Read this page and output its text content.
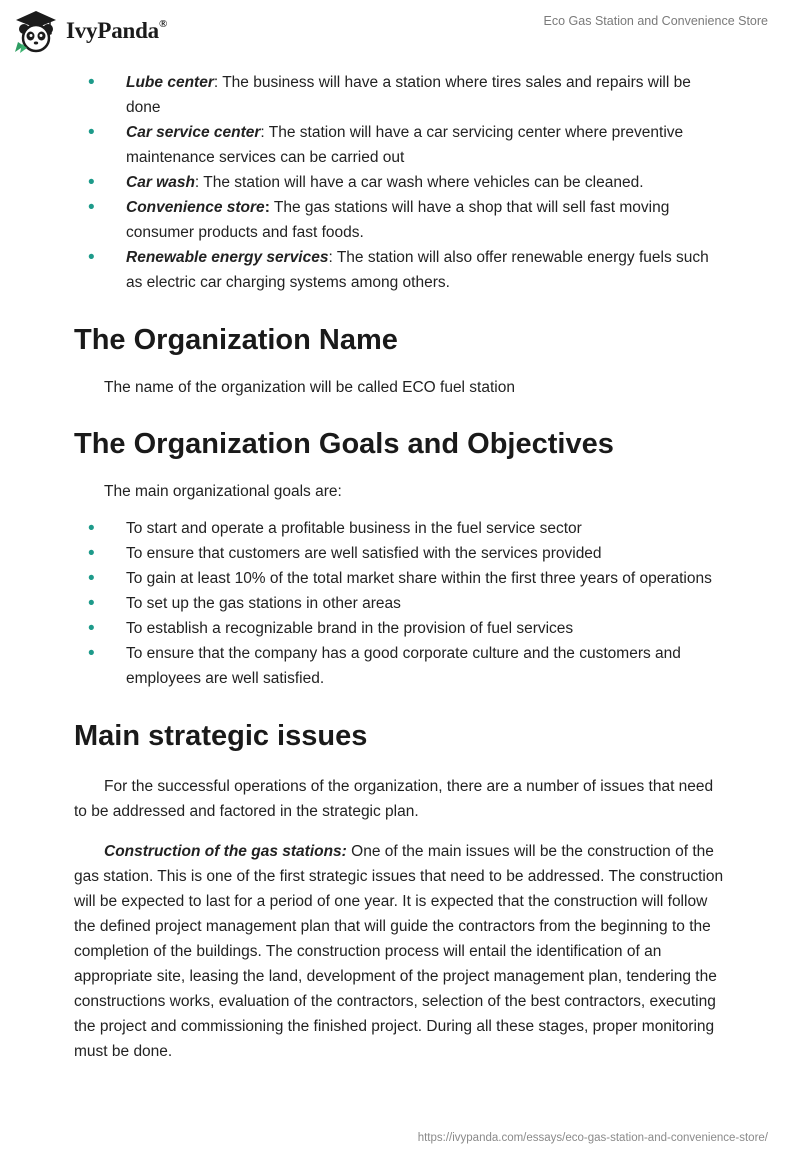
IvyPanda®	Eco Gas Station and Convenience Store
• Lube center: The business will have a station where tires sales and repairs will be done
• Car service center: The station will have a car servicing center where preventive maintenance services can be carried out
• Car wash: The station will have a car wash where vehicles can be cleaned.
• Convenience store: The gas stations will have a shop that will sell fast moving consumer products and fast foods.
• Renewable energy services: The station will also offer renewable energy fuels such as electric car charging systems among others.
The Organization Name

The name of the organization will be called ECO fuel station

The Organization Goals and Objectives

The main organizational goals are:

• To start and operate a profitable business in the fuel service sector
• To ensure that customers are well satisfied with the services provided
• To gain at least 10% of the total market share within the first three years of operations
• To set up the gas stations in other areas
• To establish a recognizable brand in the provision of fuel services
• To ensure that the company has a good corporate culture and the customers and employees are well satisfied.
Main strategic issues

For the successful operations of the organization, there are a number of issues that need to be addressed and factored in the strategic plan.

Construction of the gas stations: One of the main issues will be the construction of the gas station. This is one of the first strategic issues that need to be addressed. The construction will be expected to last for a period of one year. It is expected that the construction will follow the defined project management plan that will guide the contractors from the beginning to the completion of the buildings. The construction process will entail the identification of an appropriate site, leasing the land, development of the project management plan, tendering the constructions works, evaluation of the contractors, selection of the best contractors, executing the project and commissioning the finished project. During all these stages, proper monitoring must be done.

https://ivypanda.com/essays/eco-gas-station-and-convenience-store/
□ □ □
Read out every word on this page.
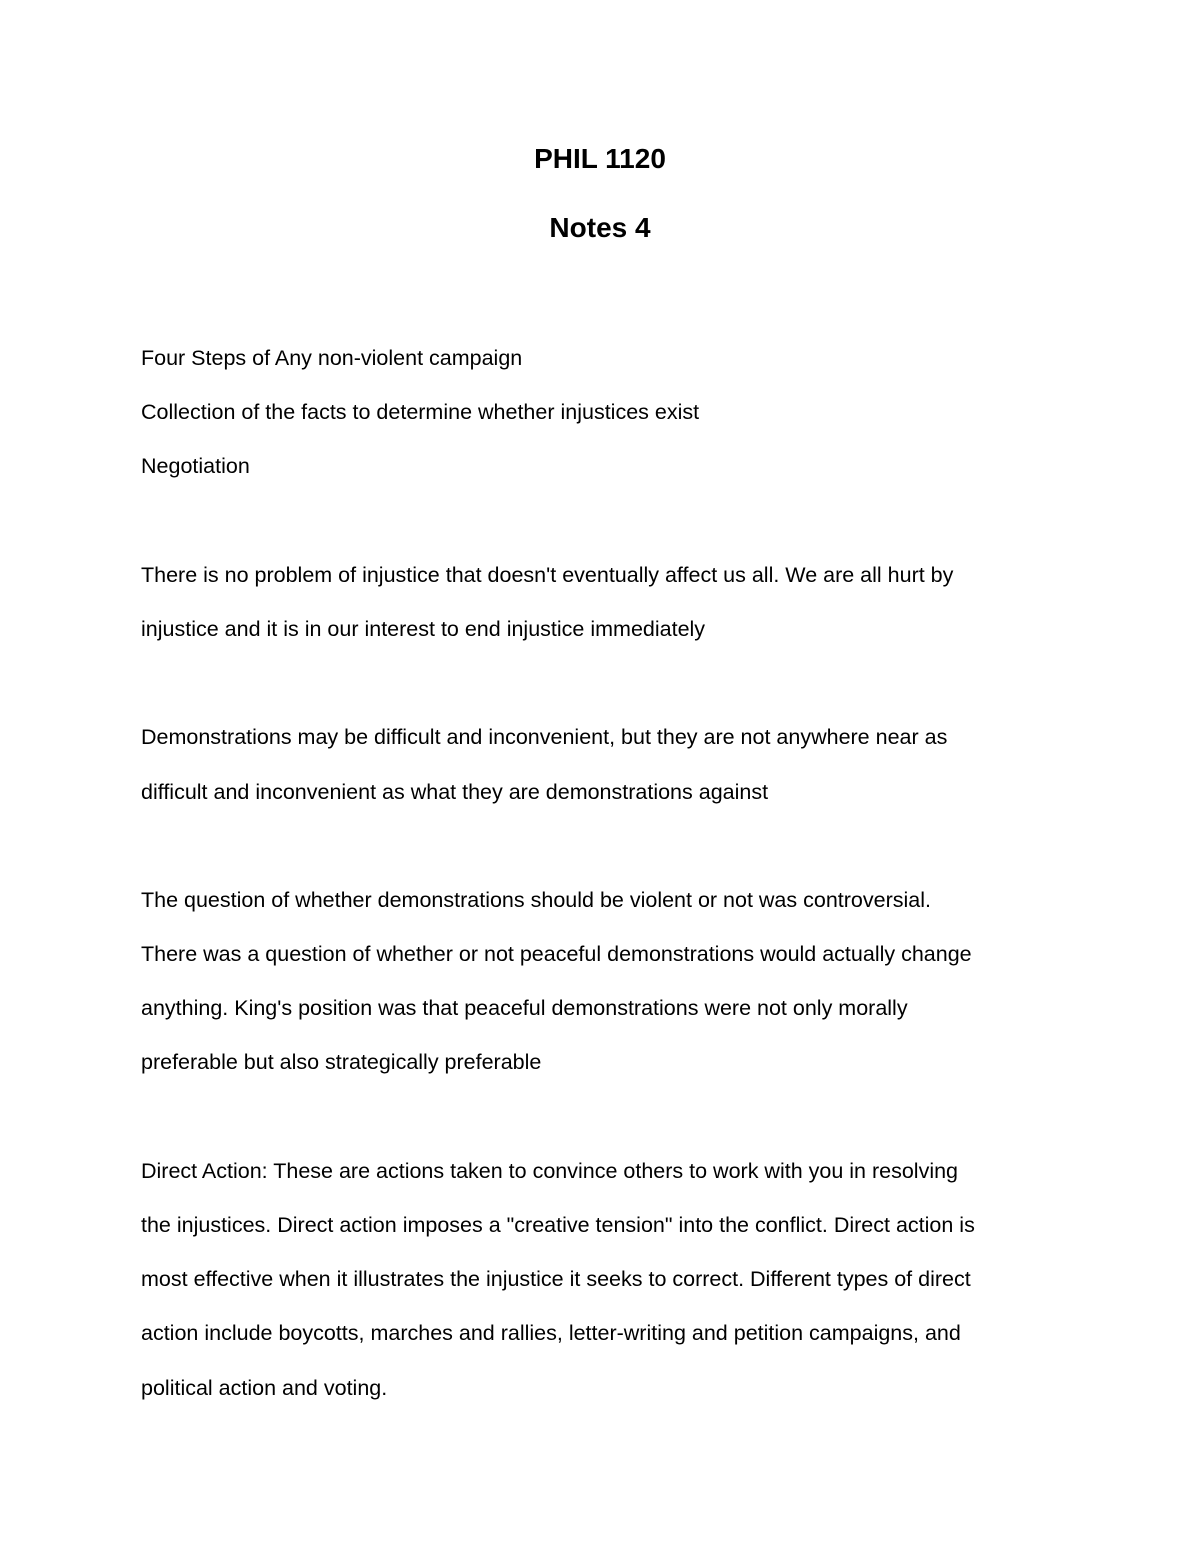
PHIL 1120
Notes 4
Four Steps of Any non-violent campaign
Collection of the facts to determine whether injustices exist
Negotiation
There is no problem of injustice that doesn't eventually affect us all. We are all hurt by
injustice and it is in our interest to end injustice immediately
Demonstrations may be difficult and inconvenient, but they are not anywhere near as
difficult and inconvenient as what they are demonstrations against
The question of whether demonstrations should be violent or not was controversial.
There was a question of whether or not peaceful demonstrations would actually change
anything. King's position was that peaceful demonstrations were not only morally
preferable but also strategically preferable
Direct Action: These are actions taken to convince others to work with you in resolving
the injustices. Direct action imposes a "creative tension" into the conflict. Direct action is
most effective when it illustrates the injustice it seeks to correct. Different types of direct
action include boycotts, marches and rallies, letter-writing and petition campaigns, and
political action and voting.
□ □ □
Stated exercise - Which lines in the records above contain the string "ensure"? Copy each one.

Solution for this exercise -
• To ensure that customers are well satisfied with the services provided
• To ensure that the company has a good corporate culture and the customers and employees are well satisfied.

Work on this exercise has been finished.